WHAT THE EXERCISE ASKS:
Output the records. Match them exactly.

GIVEN INFORMATION:

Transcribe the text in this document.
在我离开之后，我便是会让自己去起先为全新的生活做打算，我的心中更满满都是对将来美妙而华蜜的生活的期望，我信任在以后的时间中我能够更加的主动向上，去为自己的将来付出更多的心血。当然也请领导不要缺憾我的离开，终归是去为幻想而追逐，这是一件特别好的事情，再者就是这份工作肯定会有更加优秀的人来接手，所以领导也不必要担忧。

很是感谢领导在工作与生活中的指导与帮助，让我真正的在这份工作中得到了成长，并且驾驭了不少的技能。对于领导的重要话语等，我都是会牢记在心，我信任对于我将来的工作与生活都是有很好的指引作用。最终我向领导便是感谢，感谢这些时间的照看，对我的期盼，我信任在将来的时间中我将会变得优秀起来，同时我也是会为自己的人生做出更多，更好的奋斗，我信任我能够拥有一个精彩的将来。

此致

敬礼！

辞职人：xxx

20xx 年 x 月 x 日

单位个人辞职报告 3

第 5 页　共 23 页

EXPECTED OUTPUT:
Transcribe the text in this document.
在我离开之后，我便是会让自己去起先为全新的生活做打算，我的心中更满满都是对将来美妙而华蜜的生活的期望，我信任在以后的时间中我能够更加的主动向上，去为自己的将来付出更多的心血。当然也请领导不要缺憾我的离开，终归是去为幻想而追逐，这是一件特别好的事情，再者就是这份工作肯定会有更加优秀的人来接手，所以领导也不必要担忧。

很是感谢领导在工作与生活中的指导与帮助，让我真正的在这份工作中得到了成长，并且驾驭了不少的技能。对于领导的重要话语等，我都是会牢记在心，我信任对于我将来的工作与生活都是有很好的指引作用。最终我向领导便是感谢，感谢这些时间的照看，对我的期盼，我信任在将来的时间中我将会变得优秀起来，同时我也是会为自己的人生做出更多，更好的奋斗，我信任我能够拥有一个精彩的将来。

此致

敬礼！

辞职人：xxx

20xx 年 x 月 x 日

单位个人辞职报告 3

第 5 页　共 23 页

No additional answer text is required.